• **What you have to do**:
Each entry must be reproduced precisely as it stands.

Data records:
--- BEGIN ---
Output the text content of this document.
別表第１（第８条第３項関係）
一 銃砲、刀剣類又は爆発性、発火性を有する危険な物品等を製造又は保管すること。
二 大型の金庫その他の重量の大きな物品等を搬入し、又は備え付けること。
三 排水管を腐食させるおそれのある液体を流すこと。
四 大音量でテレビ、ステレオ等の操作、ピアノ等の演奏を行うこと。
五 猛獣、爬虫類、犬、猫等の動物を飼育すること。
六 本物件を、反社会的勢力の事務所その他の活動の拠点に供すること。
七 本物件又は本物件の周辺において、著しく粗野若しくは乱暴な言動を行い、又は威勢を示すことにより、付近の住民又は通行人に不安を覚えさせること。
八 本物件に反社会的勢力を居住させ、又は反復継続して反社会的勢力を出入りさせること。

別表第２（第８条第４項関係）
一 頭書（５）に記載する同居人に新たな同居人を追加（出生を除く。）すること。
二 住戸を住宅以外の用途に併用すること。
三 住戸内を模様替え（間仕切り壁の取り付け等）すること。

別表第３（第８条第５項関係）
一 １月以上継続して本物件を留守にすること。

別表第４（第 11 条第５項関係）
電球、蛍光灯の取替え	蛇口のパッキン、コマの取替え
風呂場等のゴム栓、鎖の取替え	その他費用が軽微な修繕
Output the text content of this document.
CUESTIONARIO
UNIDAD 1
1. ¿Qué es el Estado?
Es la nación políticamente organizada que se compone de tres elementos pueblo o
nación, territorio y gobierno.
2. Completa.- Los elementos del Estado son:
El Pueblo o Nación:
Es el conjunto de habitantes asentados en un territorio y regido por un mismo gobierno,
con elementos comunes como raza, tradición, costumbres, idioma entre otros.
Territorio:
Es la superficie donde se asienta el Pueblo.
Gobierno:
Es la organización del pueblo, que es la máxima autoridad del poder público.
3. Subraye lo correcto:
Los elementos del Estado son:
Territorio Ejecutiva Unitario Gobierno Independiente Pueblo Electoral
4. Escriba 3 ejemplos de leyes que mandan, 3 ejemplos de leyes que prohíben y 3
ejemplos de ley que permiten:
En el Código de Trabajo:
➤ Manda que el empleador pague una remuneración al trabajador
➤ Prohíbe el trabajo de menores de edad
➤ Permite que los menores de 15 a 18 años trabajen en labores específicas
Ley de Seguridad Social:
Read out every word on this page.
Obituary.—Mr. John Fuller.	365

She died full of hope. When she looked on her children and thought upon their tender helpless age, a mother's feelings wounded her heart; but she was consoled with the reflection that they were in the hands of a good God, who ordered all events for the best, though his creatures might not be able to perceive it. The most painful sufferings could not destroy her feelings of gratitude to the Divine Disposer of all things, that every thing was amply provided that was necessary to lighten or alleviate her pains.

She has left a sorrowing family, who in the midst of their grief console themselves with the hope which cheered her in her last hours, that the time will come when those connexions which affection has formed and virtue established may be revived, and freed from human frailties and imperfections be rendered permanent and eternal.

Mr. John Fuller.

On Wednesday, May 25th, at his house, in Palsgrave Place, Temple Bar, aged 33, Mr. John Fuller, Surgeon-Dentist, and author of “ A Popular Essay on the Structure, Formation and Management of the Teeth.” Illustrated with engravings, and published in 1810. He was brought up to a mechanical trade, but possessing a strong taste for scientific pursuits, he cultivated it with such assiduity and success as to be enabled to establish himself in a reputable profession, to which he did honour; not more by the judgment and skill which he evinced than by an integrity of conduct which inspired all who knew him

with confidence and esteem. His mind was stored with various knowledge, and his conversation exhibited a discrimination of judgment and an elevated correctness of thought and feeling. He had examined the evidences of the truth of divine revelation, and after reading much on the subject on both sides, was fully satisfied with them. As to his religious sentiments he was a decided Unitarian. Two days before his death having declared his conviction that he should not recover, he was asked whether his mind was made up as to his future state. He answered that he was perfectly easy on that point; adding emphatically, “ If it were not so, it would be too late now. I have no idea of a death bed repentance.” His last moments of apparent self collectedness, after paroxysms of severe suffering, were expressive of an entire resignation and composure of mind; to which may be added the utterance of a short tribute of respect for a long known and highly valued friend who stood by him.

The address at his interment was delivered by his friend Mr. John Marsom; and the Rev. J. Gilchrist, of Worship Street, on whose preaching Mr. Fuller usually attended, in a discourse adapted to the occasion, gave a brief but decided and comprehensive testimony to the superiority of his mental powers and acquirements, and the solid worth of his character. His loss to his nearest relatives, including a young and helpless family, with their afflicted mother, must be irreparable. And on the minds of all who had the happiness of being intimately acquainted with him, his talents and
--- END ---
• **Output of the task**:
Output the text content of this document.
別表第１（第８条第３項関係）
一 銃砲、刀剣類又は爆発性、発火性を有する危険な物品等を製造又は保管すること。
二 大型の金庫その他の重量の大きな物品等を搬入し、又は備え付けること。
三 排水管を腐食させるおそれのある液体を流すこと。
四 大音量でテレビ、ステレオ等の操作、ピアノ等の演奏を行うこと。
五 猛獣、爬虫類、犬、猫等の動物を飼育すること。
六 本物件を、反社会的勢力の事務所その他の活動の拠点に供すること。
七 本物件又は本物件の周辺において、著しく粗野若しくは乱暴な言動を行い、又は威勢を示すことにより、付近の住民又は通行人に不安を覚えさせること。
八 本物件に反社会的勢力を居住させ、又は反復継続して反社会的勢力を出入りさせること。

別表第２（第８条第４項関係）
一 頭書（５）に記載する同居人に新たな同居人を追加（出生を除く。）すること。
二 住戸を住宅以外の用途に併用すること。
三 住戸内を模様替え（間仕切り壁の取り付け等）すること。

別表第３（第８条第５項関係）
一 １月以上継続して本物件を留守にすること。

別表第４（第 11 条第５項関係）
電球、蛍光灯の取替え	蛇口のパッキン、コマの取替え
風呂場等のゴム栓、鎖の取替え	その他費用が軽微な修繕
Output the text content of this document.
CUESTIONARIO
UNIDAD 1
1. ¿Qué es el Estado?
Es la nación políticamente organizada que se compone de tres elementos pueblo o
nación, territorio y gobierno.
2. Completa.- Los elementos del Estado son:
El Pueblo o Nación:
Es el conjunto de habitantes asentados en un territorio y regido por un mismo gobierno,
con elementos comunes como raza, tradición, costumbres, idioma entre otros.
Territorio:
Es la superficie donde se asienta el Pueblo.
Gobierno:
Es la organización del pueblo, que es la máxima autoridad del poder público.
3. Subraye lo correcto:
Los elementos del Estado son:
Territorio Ejecutiva Unitario Gobierno Independiente Pueblo Electoral
4. Escriba 3 ejemplos de leyes que mandan, 3 ejemplos de leyes que prohíben y 3
ejemplos de ley que permiten:
En el Código de Trabajo:
➤ Manda que el empleador pague una remuneración al trabajador
➤ Prohíbe el trabajo de menores de edad
➤ Permite que los menores de 15 a 18 años trabajen en labores específicas
Ley de Seguridad Social:
Read out every word on this page.
Obituary.—Mr. John Fuller.	365

She died full of hope. When she looked on her children and thought upon their tender helpless age, a mother's feelings wounded her heart; but she was consoled with the reflection that they were in the hands of a good God, who ordered all events for the best, though his creatures might not be able to perceive it. The most painful sufferings could not destroy her feelings of gratitude to the Divine Disposer of all things, that every thing was amply provided that was necessary to lighten or alleviate her pains.

She has left a sorrowing family, who in the midst of their grief console themselves with the hope which cheered her in her last hours, that the time will come when those connexions which affection has formed and virtue established may be revived, and freed from human frailties and imperfections be rendered permanent and eternal.

Mr. John Fuller.

On Wednesday, May 25th, at his house, in Palsgrave Place, Temple Bar, aged 33, Mr. John Fuller, Surgeon-Dentist, and author of “ A Popular Essay on the Structure, Formation and Management of the Teeth.” Illustrated with engravings, and published in 1810. He was brought up to a mechanical trade, but possessing a strong taste for scientific pursuits, he cultivated it with such assiduity and success as to be enabled to establish himself in a reputable profession, to which he did honour; not more by the judgment and skill which he evinced than by an integrity of conduct which inspired all who knew him

with confidence and esteem. His mind was stored with various knowledge, and his conversation exhibited a discrimination of judgment and an elevated correctness of thought and feeling. He had examined the evidences of the truth of divine revelation, and after reading much on the subject on both sides, was fully satisfied with them. As to his religious sentiments he was a decided Unitarian. Two days before his death having declared his conviction that he should not recover, he was asked whether his mind was made up as to his future state. He answered that he was perfectly easy on that point; adding emphatically, “ If it were not so, it would be too late now. I have no idea of a death bed repentance.” His last moments of apparent self collectedness, after paroxysms of severe suffering, were expressive of an entire resignation and composure of mind; to which may be added the utterance of a short tribute of respect for a long known and highly valued friend who stood by him.

The address at his interment was delivered by his friend Mr. John Marsom; and the Rev. J. Gilchrist, of Worship Street, on whose preaching Mr. Fuller usually attended, in a discourse adapted to the occasion, gave a brief but decided and comprehensive testimony to the superiority of his mental powers and acquirements, and the solid worth of his character. His loss to his nearest relatives, including a young and helpless family, with their afflicted mother, must be irreparable. And on the minds of all who had the happiness of being intimately acquainted with him, his talents and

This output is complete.